PROBLEM TO SOLVE → Write out the whole listing again, exactly as given.

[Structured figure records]

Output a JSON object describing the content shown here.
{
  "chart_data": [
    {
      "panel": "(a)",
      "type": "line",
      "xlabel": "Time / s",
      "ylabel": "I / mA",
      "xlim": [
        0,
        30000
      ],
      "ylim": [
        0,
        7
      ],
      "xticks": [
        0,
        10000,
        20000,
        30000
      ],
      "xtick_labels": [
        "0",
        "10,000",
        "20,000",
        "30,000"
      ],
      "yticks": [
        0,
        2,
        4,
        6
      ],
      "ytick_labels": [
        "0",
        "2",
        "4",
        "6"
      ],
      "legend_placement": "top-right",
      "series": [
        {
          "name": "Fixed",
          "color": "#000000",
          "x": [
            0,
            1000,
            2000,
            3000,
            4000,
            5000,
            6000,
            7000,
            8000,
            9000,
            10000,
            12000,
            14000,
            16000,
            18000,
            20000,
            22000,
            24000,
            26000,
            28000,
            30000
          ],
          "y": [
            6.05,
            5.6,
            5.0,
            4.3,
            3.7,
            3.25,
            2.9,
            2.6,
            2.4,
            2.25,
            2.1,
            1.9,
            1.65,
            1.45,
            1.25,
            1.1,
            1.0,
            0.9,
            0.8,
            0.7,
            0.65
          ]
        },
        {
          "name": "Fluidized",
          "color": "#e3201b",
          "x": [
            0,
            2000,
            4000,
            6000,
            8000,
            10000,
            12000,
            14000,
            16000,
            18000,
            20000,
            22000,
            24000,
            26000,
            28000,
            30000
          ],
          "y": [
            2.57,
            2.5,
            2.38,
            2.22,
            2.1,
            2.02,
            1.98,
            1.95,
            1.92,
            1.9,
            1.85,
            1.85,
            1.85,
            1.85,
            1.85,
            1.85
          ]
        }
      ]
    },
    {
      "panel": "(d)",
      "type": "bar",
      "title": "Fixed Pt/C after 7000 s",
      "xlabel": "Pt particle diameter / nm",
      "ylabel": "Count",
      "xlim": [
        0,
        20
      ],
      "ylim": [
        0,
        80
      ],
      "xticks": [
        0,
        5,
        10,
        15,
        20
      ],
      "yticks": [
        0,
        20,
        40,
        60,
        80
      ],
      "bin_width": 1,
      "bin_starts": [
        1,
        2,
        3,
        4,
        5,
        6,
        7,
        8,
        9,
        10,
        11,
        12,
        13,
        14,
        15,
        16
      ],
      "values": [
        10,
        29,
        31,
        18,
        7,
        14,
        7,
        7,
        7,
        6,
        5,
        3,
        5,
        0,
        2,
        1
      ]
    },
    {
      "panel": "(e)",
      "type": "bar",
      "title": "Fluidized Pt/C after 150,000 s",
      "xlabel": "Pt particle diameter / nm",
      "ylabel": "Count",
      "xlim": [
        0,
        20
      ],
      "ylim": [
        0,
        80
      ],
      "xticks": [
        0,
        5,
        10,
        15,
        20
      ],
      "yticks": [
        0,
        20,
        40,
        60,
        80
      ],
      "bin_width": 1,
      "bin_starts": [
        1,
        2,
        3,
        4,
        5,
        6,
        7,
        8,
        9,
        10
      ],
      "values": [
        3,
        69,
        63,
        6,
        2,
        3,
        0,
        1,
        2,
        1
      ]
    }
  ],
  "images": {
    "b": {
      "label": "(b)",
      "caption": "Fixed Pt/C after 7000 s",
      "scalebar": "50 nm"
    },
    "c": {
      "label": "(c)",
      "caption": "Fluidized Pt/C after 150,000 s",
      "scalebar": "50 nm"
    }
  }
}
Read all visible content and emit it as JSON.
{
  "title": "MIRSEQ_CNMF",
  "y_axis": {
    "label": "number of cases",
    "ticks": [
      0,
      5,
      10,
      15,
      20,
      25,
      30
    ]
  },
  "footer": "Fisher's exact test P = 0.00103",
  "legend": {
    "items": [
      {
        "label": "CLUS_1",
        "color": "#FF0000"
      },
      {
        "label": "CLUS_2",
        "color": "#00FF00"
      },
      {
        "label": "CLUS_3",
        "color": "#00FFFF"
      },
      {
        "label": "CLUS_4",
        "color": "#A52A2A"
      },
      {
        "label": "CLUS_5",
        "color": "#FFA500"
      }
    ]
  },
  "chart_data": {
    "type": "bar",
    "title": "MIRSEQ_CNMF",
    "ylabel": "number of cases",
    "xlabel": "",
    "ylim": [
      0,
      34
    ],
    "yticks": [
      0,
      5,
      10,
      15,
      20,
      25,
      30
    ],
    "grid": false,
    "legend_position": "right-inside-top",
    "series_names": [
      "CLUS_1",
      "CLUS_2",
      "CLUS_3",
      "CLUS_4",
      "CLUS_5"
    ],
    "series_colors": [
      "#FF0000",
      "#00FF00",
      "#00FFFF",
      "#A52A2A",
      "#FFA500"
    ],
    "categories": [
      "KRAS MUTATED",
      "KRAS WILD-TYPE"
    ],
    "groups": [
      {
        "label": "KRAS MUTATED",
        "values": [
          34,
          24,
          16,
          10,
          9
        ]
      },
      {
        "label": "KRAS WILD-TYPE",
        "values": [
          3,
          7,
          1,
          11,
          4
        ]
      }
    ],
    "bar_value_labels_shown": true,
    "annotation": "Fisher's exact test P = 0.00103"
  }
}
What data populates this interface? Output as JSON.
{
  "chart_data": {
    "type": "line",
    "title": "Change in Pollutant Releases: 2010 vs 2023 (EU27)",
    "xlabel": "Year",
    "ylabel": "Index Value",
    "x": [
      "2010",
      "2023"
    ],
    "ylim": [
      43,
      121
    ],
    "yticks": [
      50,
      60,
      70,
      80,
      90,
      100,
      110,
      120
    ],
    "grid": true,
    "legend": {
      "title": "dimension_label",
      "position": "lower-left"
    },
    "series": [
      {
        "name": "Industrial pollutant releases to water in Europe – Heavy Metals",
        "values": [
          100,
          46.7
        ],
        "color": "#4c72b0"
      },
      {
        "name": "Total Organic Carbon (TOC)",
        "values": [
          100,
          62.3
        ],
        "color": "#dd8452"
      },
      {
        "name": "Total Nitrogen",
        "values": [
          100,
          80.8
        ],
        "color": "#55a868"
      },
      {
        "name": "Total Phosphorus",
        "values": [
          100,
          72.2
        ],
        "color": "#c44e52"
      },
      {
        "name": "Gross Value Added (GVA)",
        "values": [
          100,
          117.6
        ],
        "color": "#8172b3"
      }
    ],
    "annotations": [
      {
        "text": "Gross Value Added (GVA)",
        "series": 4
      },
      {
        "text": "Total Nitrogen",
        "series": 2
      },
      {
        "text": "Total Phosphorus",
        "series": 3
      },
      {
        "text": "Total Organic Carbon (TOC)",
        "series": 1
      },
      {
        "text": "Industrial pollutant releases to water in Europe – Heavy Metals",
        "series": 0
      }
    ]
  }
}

RESULT BELOW →
Output a JSON object describing the content shown here.
{
  "chart_data": [
    {
      "panel": "(a)",
      "type": "line",
      "xlabel": "Time / s",
      "ylabel": "I / mA",
      "xlim": [
        0,
        30000
      ],
      "ylim": [
        0,
        7
      ],
      "xticks": [
        0,
        10000,
        20000,
        30000
      ],
      "xtick_labels": [
        "0",
        "10,000",
        "20,000",
        "30,000"
      ],
      "yticks": [
        0,
        2,
        4,
        6
      ],
      "ytick_labels": [
        "0",
        "2",
        "4",
        "6"
      ],
      "legend_placement": "top-right",
      "series": [
        {
          "name": "Fixed",
          "color": "#000000",
          "x": [
            0,
            1000,
            2000,
            3000,
            4000,
            5000,
            6000,
            7000,
            8000,
            9000,
            10000,
            12000,
            14000,
            16000,
            18000,
            20000,
            22000,
            24000,
            26000,
            28000,
            30000
          ],
          "y": [
            6.05,
            5.6,
            5.0,
            4.3,
            3.7,
            3.25,
            2.9,
            2.6,
            2.4,
            2.25,
            2.1,
            1.9,
            1.65,
            1.45,
            1.25,
            1.1,
            1.0,
            0.9,
            0.8,
            0.7,
            0.65
          ]
        },
        {
          "name": "Fluidized",
          "color": "#e3201b",
          "x": [
            0,
            2000,
            4000,
            6000,
            8000,
            10000,
            12000,
            14000,
            16000,
            18000,
            20000,
            22000,
            24000,
            26000,
            28000,
            30000
          ],
          "y": [
            2.57,
            2.5,
            2.38,
            2.22,
            2.1,
            2.02,
            1.98,
            1.95,
            1.92,
            1.9,
            1.85,
            1.85,
            1.85,
            1.85,
            1.85,
            1.85
          ]
        }
      ]
    },
    {
      "panel": "(d)",
      "type": "bar",
      "title": "Fixed Pt/C after 7000 s",
      "xlabel": "Pt particle diameter / nm",
      "ylabel": "Count",
      "xlim": [
        0,
        20
      ],
      "ylim": [
        0,
        80
      ],
      "xticks": [
        0,
        5,
        10,
        15,
        20
      ],
      "yticks": [
        0,
        20,
        40,
        60,
        80
      ],
      "bin_width": 1,
      "bin_starts": [
        1,
        2,
        3,
        4,
        5,
        6,
        7,
        8,
        9,
        10,
        11,
        12,
        13,
        14,
        15,
        16
      ],
      "values": [
        10,
        29,
        31,
        18,
        7,
        14,
        7,
        7,
        7,
        6,
        5,
        3,
        5,
        0,
        2,
        1
      ]
    },
    {
      "panel": "(e)",
      "type": "bar",
      "title": "Fluidized Pt/C after 150,000 s",
      "xlabel": "Pt particle diameter / nm",
      "ylabel": "Count",
      "xlim": [
        0,
        20
      ],
      "ylim": [
        0,
        80
      ],
      "xticks": [
        0,
        5,
        10,
        15,
        20
      ],
      "yticks": [
        0,
        20,
        40,
        60,
        80
      ],
      "bin_width": 1,
      "bin_starts": [
        1,
        2,
        3,
        4,
        5,
        6,
        7,
        8,
        9,
        10
      ],
      "values": [
        3,
        69,
        63,
        6,
        2,
        3,
        0,
        1,
        2,
        1
      ]
    }
  ],
  "images": {
    "b": {
      "label": "(b)",
      "caption": "Fixed Pt/C after 7000 s",
      "scalebar": "50 nm"
    },
    "c": {
      "label": "(c)",
      "caption": "Fluidized Pt/C after 150,000 s",
      "scalebar": "50 nm"
    }
  }
}
Read all visible content and emit it as JSON.
{
  "title": "MIRSEQ_CNMF",
  "y_axis": {
    "label": "number of cases",
    "ticks": [
      0,
      5,
      10,
      15,
      20,
      25,
      30
    ]
  },
  "footer": "Fisher's exact test P = 0.00103",
  "legend": {
    "items": [
      {
        "label": "CLUS_1",
        "color": "#FF0000"
      },
      {
        "label": "CLUS_2",
        "color": "#00FF00"
      },
      {
        "label": "CLUS_3",
        "color": "#00FFFF"
      },
      {
        "label": "CLUS_4",
        "color": "#A52A2A"
      },
      {
        "label": "CLUS_5",
        "color": "#FFA500"
      }
    ]
  },
  "chart_data": {
    "type": "bar",
    "title": "MIRSEQ_CNMF",
    "ylabel": "number of cases",
    "xlabel": "",
    "ylim": [
      0,
      34
    ],
    "yticks": [
      0,
      5,
      10,
      15,
      20,
      25,
      30
    ],
    "grid": false,
    "legend_position": "right-inside-top",
    "series_names": [
      "CLUS_1",
      "CLUS_2",
      "CLUS_3",
      "CLUS_4",
      "CLUS_5"
    ],
    "series_colors": [
      "#FF0000",
      "#00FF00",
      "#00FFFF",
      "#A52A2A",
      "#FFA500"
    ],
    "categories": [
      "KRAS MUTATED",
      "KRAS WILD-TYPE"
    ],
    "groups": [
      {
        "label": "KRAS MUTATED",
        "values": [
          34,
          24,
          16,
          10,
          9
        ]
      },
      {
        "label": "KRAS WILD-TYPE",
        "values": [
          3,
          7,
          1,
          11,
          4
        ]
      }
    ],
    "bar_value_labels_shown": true,
    "annotation": "Fisher's exact test P = 0.00103"
  }
}
What data populates this interface? Output as JSON.
{
  "chart_data": {
    "type": "line",
    "title": "Change in Pollutant Releases: 2010 vs 2023 (EU27)",
    "xlabel": "Year",
    "ylabel": "Index Value",
    "x": [
      "2010",
      "2023"
    ],
    "ylim": [
      43,
      121
    ],
    "yticks": [
      50,
      60,
      70,
      80,
      90,
      100,
      110,
      120
    ],
    "grid": true,
    "legend": {
      "title": "dimension_label",
      "position": "lower-left"
    },
    "series": [
      {
        "name": "Industrial pollutant releases to water in Europe – Heavy Metals",
        "values": [
          100,
          46.7
        ],
        "color": "#4c72b0"
      },
      {
        "name": "Total Organic Carbon (TOC)",
        "values": [
          100,
          62.3
        ],
        "color": "#dd8452"
      },
      {
        "name": "Total Nitrogen",
        "values": [
          100,
          80.8
        ],
        "color": "#55a868"
      },
      {
        "name": "Total Phosphorus",
        "values": [
          100,
          72.2
        ],
        "color": "#c44e52"
      },
      {
        "name": "Gross Value Added (GVA)",
        "values": [
          100,
          117.6
        ],
        "color": "#8172b3"
      }
    ],
    "annotations": [
      {
        "text": "Gross Value Added (GVA)",
        "series": 4
      },
      {
        "text": "Total Nitrogen",
        "series": 2
      },
      {
        "text": "Total Phosphorus",
        "series": 3
      },
      {
        "text": "Total Organic Carbon (TOC)",
        "series": 1
      },
      {
        "text": "Industrial pollutant releases to water in Europe – Heavy Metals",
        "series": 0
      }
    ]
  }
}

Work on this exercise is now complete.